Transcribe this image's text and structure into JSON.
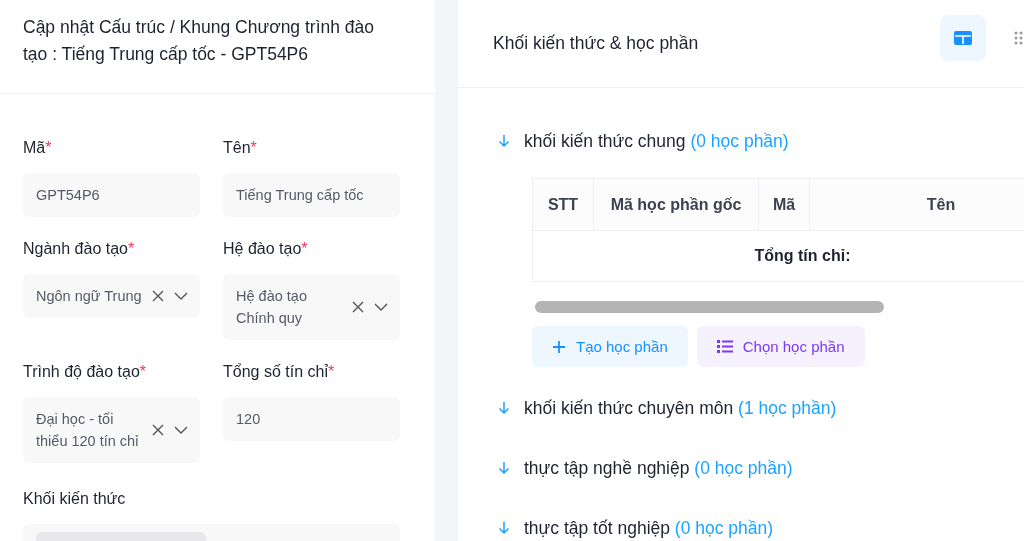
{
  "form": {
    "title": "Cập nhật Cấu trúc / Khung Chương trình đào tạo : Tiếng Trung cấp tốc - GPT54P6",
    "fields": [
      {
        "label": "Mã",
        "required_mark": "*",
        "kind": "text",
        "value": "GPT54P6"
      },
      {
        "label": "Tên",
        "required_mark": "*",
        "kind": "text",
        "value": "Tiếng Trung cấp tốc"
      },
      {
        "label": "Ngành đào tạo",
        "required_mark": "*",
        "kind": "select",
        "value": "Ngôn ngữ Trung"
      },
      {
        "label": "Hệ đào tạo",
        "required_mark": "*",
        "kind": "select",
        "value": "Hệ đào tạo Chính quy"
      },
      {
        "label": "Trình độ đào tạo",
        "required_mark": "*",
        "kind": "select",
        "value": "Đại học - tối thiểu 120 tín chỉ"
      },
      {
        "label": "Tổng số tín chỉ",
        "required_mark": "*",
        "kind": "text",
        "value": "120"
      },
      {
        "label": "Khối kiến thức",
        "kind": "tags"
      }
    ]
  },
  "panel": {
    "title": "Khối kiến thức & học phần",
    "view_buttons": [
      {
        "kind": "table",
        "selected": true
      },
      {
        "kind": "grid",
        "selected": false
      }
    ],
    "sections": [
      {
        "name": "khối kiến thức chung",
        "count": "(0 học phần)",
        "expanded": true,
        "table": {
          "columns": [
            "STT",
            "Mã học phần gốc",
            "Mã",
            "Tên"
          ],
          "footer": "Tổng tín chỉ:"
        },
        "buttons": [
          {
            "kind": "create",
            "label": "Tạo học phần"
          },
          {
            "kind": "choose",
            "label": "Chọn học phần"
          }
        ]
      },
      {
        "name": "khối kiến thức chuyên môn",
        "count": "(1 học phần)",
        "expanded": false
      },
      {
        "name": "thực tập nghề nghiệp",
        "count": "(0 học phần)",
        "expanded": false
      },
      {
        "name": "thực tập tốt nghiệp",
        "count": "(0 học phần)",
        "expanded": false
      }
    ]
  }
}
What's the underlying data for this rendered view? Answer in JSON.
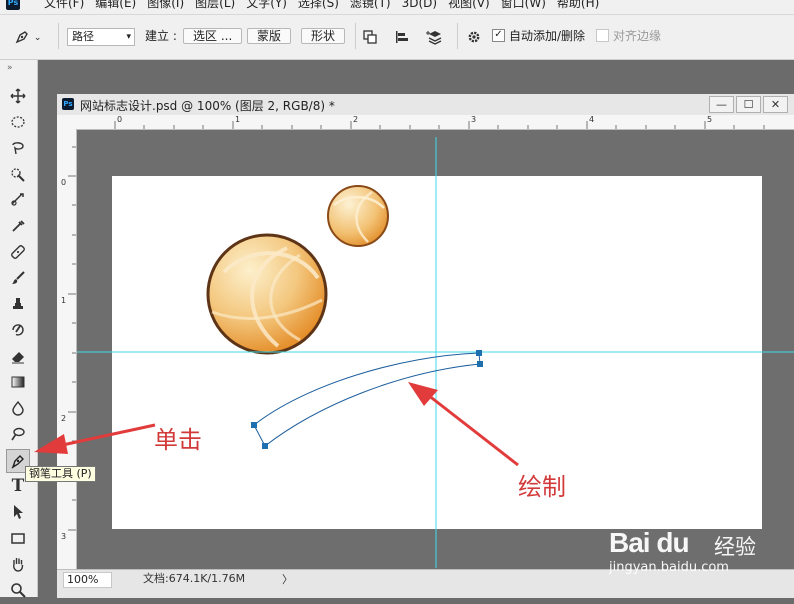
{
  "app": {
    "logo": "Ps"
  },
  "menu": [
    "文件(F)",
    "编辑(E)",
    "图像(I)",
    "图层(L)",
    "文字(Y)",
    "选择(S)",
    "滤镜(T)",
    "3D(D)",
    "视图(V)",
    "窗口(W)",
    "帮助(H)"
  ],
  "options": {
    "mode_select": "路径",
    "build_label": "建立 :",
    "selection_btn": "选区 ...",
    "mask_btn": "蒙版",
    "shape_btn": "形状",
    "auto_add_delete": "自动添加/删除",
    "align_edges": "对齐边缘",
    "auto_add_delete_checked": true,
    "align_edges_checked": false
  },
  "tooltip": "钢笔工具 (P)",
  "document": {
    "title": "网站标志设计.psd @ 100% (图层 2, RGB/8) *",
    "ruler_h": [
      "0",
      "1",
      "2",
      "3",
      "4",
      "5"
    ],
    "ruler_v": [
      "0",
      "1",
      "2",
      "3"
    ]
  },
  "status": {
    "zoom": "100%",
    "doc_size": "文档:674.1K/1.76M",
    "arrow": "〉"
  },
  "annotations": {
    "click": "单击",
    "draw": "绘制"
  },
  "watermark": {
    "brand": "Bai du",
    "sub": "经验",
    "url": "jingyan.baidu.com"
  },
  "colors": {
    "guide": "#3fd9ea",
    "arrow": "#e23b3b",
    "path": "#1e5f9e",
    "ball_dark": "#e5902a",
    "ball_light": "#fbe3b2"
  }
}
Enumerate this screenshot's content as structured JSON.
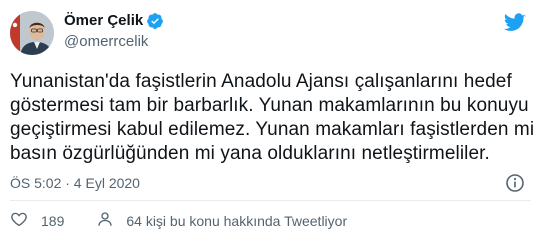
{
  "tweet": {
    "author": {
      "display_name": "Ömer Çelik",
      "handle": "@omerrcelik",
      "verified": true
    },
    "body_lines": [
      "Yunanistan'da faşistlerin Anadolu Ajansı çalışanlarını hedef",
      "göstermesi tam bir barbarlık. Yunan makamlarının bu konuyu",
      "geçiştirmesi kabul edilemez. Yunan makamları faşistlerden mi",
      "basın özgürlüğünden mi yana olduklarını netleştirmeliler."
    ],
    "timestamp": "ÖS 5:02 · 4 Eyl 2020",
    "likes": "189",
    "people_talking": "64 kişi bu konu hakkında Tweetliyor"
  },
  "icons": {
    "brand": "twitter-bird-icon",
    "verified": "verified-badge-icon",
    "info": "info-icon",
    "like": "heart-icon",
    "people": "person-icon"
  },
  "colors": {
    "brand_blue": "#1da1f2",
    "text_primary": "#0f1419",
    "text_secondary": "#536471",
    "divider": "#e6ecf0"
  }
}
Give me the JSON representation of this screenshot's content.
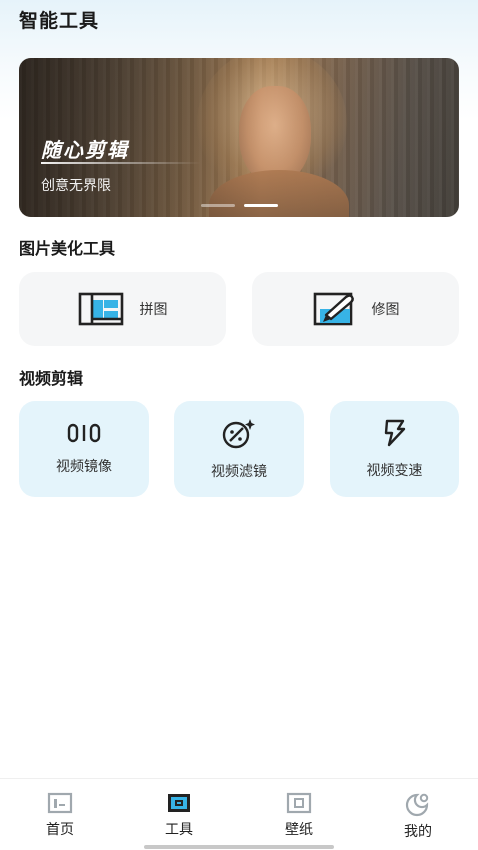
{
  "header": {
    "title": "智能工具"
  },
  "banner": {
    "title": "随心剪辑",
    "subtitle": "创意无界限",
    "pages": 2,
    "active_page": 2
  },
  "photo_tools": {
    "title": "图片美化工具",
    "items": [
      {
        "label": "拼图",
        "icon": "collage-icon"
      },
      {
        "label": "修图",
        "icon": "photo-edit-icon"
      }
    ]
  },
  "video_tools": {
    "title": "视频剪辑",
    "items": [
      {
        "label": "视频镜像",
        "icon": "mirror-icon"
      },
      {
        "label": "视频滤镜",
        "icon": "filter-icon"
      },
      {
        "label": "视频变速",
        "icon": "speed-icon"
      }
    ]
  },
  "bottom_nav": {
    "items": [
      {
        "label": "首页",
        "icon": "home-icon"
      },
      {
        "label": "工具",
        "icon": "tools-icon",
        "active": true
      },
      {
        "label": "壁纸",
        "icon": "wallpaper-icon"
      },
      {
        "label": "我的",
        "icon": "profile-icon"
      }
    ]
  },
  "colors": {
    "accent": "#37b3e6",
    "dark": "#222222",
    "card_gray": "#f5f6f7",
    "card_blue": "#e4f4fb"
  }
}
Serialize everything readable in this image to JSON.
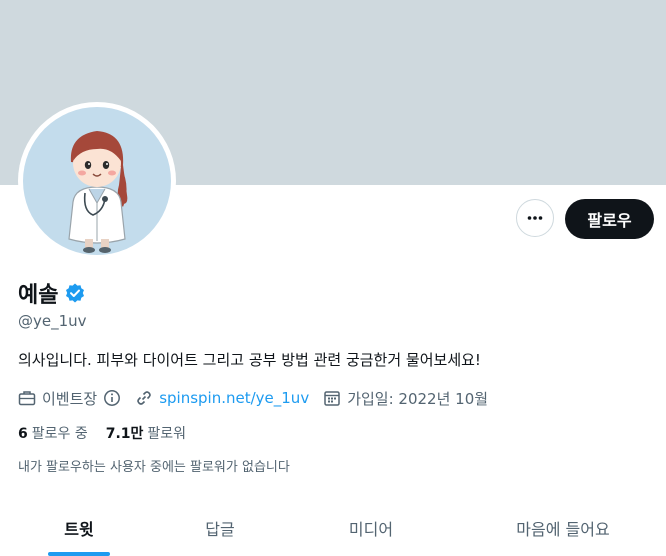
{
  "profile": {
    "name": "예솔",
    "handle": "@ye_1uv",
    "bio": "의사입니다. 피부와 다이어트 그리고 공부 방법 관련 궁금한거 물어보세요!",
    "verified": true
  },
  "actions": {
    "follow_label": "팔로우",
    "more_icon": "more-icon"
  },
  "meta": {
    "category": "이벤트장",
    "website": "spinspin.net/ye_1uv",
    "joined": "가입일: 2022년 10월"
  },
  "stats": {
    "following_count": "6",
    "following_label": "팔로우 중",
    "followers_count": "7.1만",
    "followers_label": "팔로워"
  },
  "followed_by_note": "내가 팔로우하는 사용자 중에는 팔로워가 없습니다",
  "tabs": [
    {
      "label": "트윗",
      "active": true
    },
    {
      "label": "답글",
      "active": false
    },
    {
      "label": "미디어",
      "active": false
    },
    {
      "label": "마음에 들어요",
      "active": false
    }
  ],
  "colors": {
    "accent": "#1d9bf0",
    "banner": "#cfd9de",
    "text": "#0f1419",
    "muted": "#536471"
  }
}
- - - - -
Go through the listing above and write it out again exactly, dropping the pictures.

### The answer
Transcribe this image's text and structure into JSON.
{
  "form": {
    "title": "Cập nhật Cấu trúc / Khung Chương trình đào tạo : Tiếng Trung cấp tốc - GPT54P6",
    "fields": [
      {
        "label": "Mã",
        "required_mark": "*",
        "kind": "text",
        "value": "GPT54P6"
      },
      {
        "label": "Tên",
        "required_mark": "*",
        "kind": "text",
        "value": "Tiếng Trung cấp tốc"
      },
      {
        "label": "Ngành đào tạo",
        "required_mark": "*",
        "kind": "select",
        "value": "Ngôn ngữ Trung"
      },
      {
        "label": "Hệ đào tạo",
        "required_mark": "*",
        "kind": "select",
        "value": "Hệ đào tạo Chính quy"
      },
      {
        "label": "Trình độ đào tạo",
        "required_mark": "*",
        "kind": "select",
        "value": "Đại học - tối thiểu 120 tín chỉ"
      },
      {
        "label": "Tổng số tín chỉ",
        "required_mark": "*",
        "kind": "text",
        "value": "120"
      },
      {
        "label": "Khối kiến thức",
        "kind": "tags"
      }
    ]
  },
  "panel": {
    "title": "Khối kiến thức & học phần",
    "view_buttons": [
      {
        "kind": "table",
        "selected": true
      },
      {
        "kind": "grid",
        "selected": false
      }
    ],
    "sections": [
      {
        "name": "khối kiến thức chung",
        "count": "(0 học phần)",
        "expanded": true,
        "table": {
          "columns": [
            "STT",
            "Mã học phần gốc",
            "Mã",
            "Tên"
          ],
          "footer": "Tổng tín chỉ:"
        },
        "buttons": [
          {
            "kind": "create",
            "label": "Tạo học phần"
          },
          {
            "kind": "choose",
            "label": "Chọn học phần"
          }
        ]
      },
      {
        "name": "khối kiến thức chuyên môn",
        "count": "(1 học phần)",
        "expanded": false
      },
      {
        "name": "thực tập nghề nghiệp",
        "count": "(0 học phần)",
        "expanded": false
      },
      {
        "name": "thực tập tốt nghiệp",
        "count": "(0 học phần)",
        "expanded": false
      }
    ]
  }
}
What's the underlying data for this rendered view? Answer in JSON.
{
  "app": {
    "logo": "Ps"
  },
  "menu": [
    "文件(F)",
    "编辑(E)",
    "图像(I)",
    "图层(L)",
    "文字(Y)",
    "选择(S)",
    "滤镜(T)",
    "3D(D)",
    "视图(V)",
    "窗口(W)",
    "帮助(H)"
  ],
  "options": {
    "mode_select": "路径",
    "build_label": "建立 :",
    "selection_btn": "选区 ...",
    "mask_btn": "蒙版",
    "shape_btn": "形状",
    "auto_add_delete": "自动添加/删除",
    "align_edges": "对齐边缘",
    "auto_add_delete_checked": true,
    "align_edges_checked": false
  },
  "tooltip": "钢笔工具 (P)",
  "document": {
    "title": "网站标志设计.psd @ 100% (图层 2, RGB/8) *",
    "ruler_h": [
      "0",
      "1",
      "2",
      "3",
      "4",
      "5"
    ],
    "ruler_v": [
      "0",
      "1",
      "2",
      "3"
    ]
  },
  "status": {
    "zoom": "100%",
    "doc_size": "文档:674.1K/1.76M",
    "arrow": "〉"
  },
  "annotations": {
    "click": "单击",
    "draw": "绘制"
  },
  "watermark": {
    "brand": "Bai du",
    "sub": "经验",
    "url": "jingyan.baidu.com"
  },
  "colors": {
    "guide": "#3fd9ea",
    "arrow": "#e23b3b",
    "path": "#1e5f9e",
    "ball_dark": "#e5902a",
    "ball_light": "#fbe3b2"
  }
}
Enumerate this screenshot's content as structured JSON.
{
  "tweet": {
    "author": {
      "display_name": "Ömer Çelik",
      "handle": "@omerrcelik",
      "verified": true
    },
    "body_lines": [
      "Yunanistan'da faşistlerin Anadolu Ajansı çalışanlarını hedef",
      "göstermesi tam bir barbarlık. Yunan makamlarının bu konuyu",
      "geçiştirmesi kabul edilemez. Yunan makamları faşistlerden mi",
      "basın özgürlüğünden mi yana olduklarını netleştirmeliler."
    ],
    "timestamp": "ÖS 5:02 · 4 Eyl 2020",
    "likes": "189",
    "people_talking": "64 kişi bu konu hakkında Tweetliyor"
  },
  "icons": {
    "brand": "twitter-bird-icon",
    "verified": "verified-badge-icon",
    "info": "info-icon",
    "like": "heart-icon",
    "people": "person-icon"
  },
  "colors": {
    "brand_blue": "#1da1f2",
    "text_primary": "#0f1419",
    "text_secondary": "#536471",
    "divider": "#e6ecf0"
  }
}
Give me the JSON representation of this screenshot's content.
{
  "header": {
    "title": "智能工具"
  },
  "banner": {
    "title": "随心剪辑",
    "subtitle": "创意无界限",
    "pages": 2,
    "active_page": 2
  },
  "photo_tools": {
    "title": "图片美化工具",
    "items": [
      {
        "label": "拼图",
        "icon": "collage-icon"
      },
      {
        "label": "修图",
        "icon": "photo-edit-icon"
      }
    ]
  },
  "video_tools": {
    "title": "视频剪辑",
    "items": [
      {
        "label": "视频镜像",
        "icon": "mirror-icon"
      },
      {
        "label": "视频滤镜",
        "icon": "filter-icon"
      },
      {
        "label": "视频变速",
        "icon": "speed-icon"
      }
    ]
  },
  "bottom_nav": {
    "items": [
      {
        "label": "首页",
        "icon": "home-icon"
      },
      {
        "label": "工具",
        "icon": "tools-icon",
        "active": true
      },
      {
        "label": "壁纸",
        "icon": "wallpaper-icon"
      },
      {
        "label": "我的",
        "icon": "profile-icon"
      }
    ]
  },
  "colors": {
    "accent": "#37b3e6",
    "dark": "#222222",
    "card_gray": "#f5f6f7",
    "card_blue": "#e4f4fb"
  }
}
Serialize everything readable in this image to JSON.
{
  "profile": {
    "name": "예솔",
    "handle": "@ye_1uv",
    "bio": "의사입니다. 피부와 다이어트 그리고 공부 방법 관련 궁금한거 물어보세요!",
    "verified": true
  },
  "actions": {
    "follow_label": "팔로우",
    "more_icon": "more-icon"
  },
  "meta": {
    "category": "이벤트장",
    "website": "spinspin.net/ye_1uv",
    "joined": "가입일: 2022년 10월"
  },
  "stats": {
    "following_count": "6",
    "following_label": "팔로우 중",
    "followers_count": "7.1만",
    "followers_label": "팔로워"
  },
  "followed_by_note": "내가 팔로우하는 사용자 중에는 팔로워가 없습니다",
  "tabs": [
    {
      "label": "트윗",
      "active": true
    },
    {
      "label": "답글",
      "active": false
    },
    {
      "label": "미디어",
      "active": false
    },
    {
      "label": "마음에 들어요",
      "active": false
    }
  ],
  "colors": {
    "accent": "#1d9bf0",
    "banner": "#cfd9de",
    "text": "#0f1419",
    "muted": "#536471"
  }
}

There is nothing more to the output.